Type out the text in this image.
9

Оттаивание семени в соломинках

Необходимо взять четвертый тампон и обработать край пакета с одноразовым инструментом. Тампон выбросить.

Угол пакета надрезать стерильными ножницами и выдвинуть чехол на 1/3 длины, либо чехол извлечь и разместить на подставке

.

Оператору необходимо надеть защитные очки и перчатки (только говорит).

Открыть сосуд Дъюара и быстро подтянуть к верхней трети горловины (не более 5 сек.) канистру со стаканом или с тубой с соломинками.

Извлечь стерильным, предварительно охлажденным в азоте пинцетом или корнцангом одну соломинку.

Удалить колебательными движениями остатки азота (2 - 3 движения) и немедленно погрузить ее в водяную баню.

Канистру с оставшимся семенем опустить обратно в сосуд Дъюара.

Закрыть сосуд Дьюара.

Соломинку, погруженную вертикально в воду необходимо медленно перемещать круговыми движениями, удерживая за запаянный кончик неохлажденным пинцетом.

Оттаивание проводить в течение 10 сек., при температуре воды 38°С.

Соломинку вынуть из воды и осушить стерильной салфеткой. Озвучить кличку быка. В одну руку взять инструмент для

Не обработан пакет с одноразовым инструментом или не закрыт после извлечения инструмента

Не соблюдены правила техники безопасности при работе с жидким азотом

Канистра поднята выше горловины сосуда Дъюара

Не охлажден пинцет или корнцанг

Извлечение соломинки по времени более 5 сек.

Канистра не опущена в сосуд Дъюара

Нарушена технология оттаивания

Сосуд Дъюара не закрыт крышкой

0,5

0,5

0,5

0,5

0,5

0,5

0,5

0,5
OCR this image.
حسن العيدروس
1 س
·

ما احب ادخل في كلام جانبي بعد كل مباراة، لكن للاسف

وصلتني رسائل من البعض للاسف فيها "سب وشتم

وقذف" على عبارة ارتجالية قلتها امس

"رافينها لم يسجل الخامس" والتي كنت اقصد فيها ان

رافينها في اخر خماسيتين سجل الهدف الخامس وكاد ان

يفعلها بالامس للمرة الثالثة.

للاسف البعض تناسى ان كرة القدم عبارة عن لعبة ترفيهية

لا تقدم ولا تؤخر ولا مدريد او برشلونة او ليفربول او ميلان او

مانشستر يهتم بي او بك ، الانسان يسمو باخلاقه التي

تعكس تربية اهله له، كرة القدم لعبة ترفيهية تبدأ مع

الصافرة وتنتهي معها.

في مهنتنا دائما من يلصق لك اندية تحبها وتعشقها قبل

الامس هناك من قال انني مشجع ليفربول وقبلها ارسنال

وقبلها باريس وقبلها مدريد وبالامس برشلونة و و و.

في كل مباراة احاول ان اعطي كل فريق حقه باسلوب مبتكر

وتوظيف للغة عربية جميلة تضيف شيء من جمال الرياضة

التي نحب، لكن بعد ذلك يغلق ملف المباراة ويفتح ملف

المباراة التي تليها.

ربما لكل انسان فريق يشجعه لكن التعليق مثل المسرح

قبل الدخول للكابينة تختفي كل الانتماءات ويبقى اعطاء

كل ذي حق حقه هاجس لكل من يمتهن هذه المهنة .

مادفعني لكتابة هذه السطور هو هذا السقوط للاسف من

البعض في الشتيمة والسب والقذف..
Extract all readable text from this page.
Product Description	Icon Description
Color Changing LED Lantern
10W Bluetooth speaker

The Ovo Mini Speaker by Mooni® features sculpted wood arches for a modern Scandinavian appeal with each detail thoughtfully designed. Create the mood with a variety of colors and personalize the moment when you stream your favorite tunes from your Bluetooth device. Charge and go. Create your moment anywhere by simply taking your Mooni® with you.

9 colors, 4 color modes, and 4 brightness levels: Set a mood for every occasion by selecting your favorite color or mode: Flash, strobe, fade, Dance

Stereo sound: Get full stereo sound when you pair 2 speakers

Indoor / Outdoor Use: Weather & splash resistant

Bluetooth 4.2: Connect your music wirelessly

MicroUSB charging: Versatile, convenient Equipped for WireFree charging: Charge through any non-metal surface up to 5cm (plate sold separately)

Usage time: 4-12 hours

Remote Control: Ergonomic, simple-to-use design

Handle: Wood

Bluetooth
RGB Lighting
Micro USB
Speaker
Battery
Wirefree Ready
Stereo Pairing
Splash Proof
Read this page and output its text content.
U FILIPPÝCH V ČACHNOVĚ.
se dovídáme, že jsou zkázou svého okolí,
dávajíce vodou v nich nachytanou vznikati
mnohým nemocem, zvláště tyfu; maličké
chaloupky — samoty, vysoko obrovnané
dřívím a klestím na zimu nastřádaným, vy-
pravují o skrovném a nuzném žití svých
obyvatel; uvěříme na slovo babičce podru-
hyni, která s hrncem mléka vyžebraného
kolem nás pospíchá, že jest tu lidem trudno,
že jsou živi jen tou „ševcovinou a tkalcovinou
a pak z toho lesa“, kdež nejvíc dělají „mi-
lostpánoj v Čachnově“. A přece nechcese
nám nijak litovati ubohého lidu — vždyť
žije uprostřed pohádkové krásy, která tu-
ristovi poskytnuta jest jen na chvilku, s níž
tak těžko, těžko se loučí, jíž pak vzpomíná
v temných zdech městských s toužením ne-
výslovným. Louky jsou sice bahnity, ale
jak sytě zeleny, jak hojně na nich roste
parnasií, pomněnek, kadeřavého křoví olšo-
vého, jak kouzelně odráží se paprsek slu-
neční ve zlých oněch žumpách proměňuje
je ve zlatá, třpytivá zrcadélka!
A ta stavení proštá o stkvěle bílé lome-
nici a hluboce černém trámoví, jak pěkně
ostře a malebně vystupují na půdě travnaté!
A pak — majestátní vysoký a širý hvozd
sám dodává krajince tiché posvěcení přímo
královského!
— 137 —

:::

=== Directions for this task ===
Using the material above, gather every line that includes "رافينها".

=== Complete response ===
"رافينها لم يسجل الخامس" والتي كنت اقصد فيها ان
رافينها في اخر خماسيتين سجل الهدف الخامس وكاد ان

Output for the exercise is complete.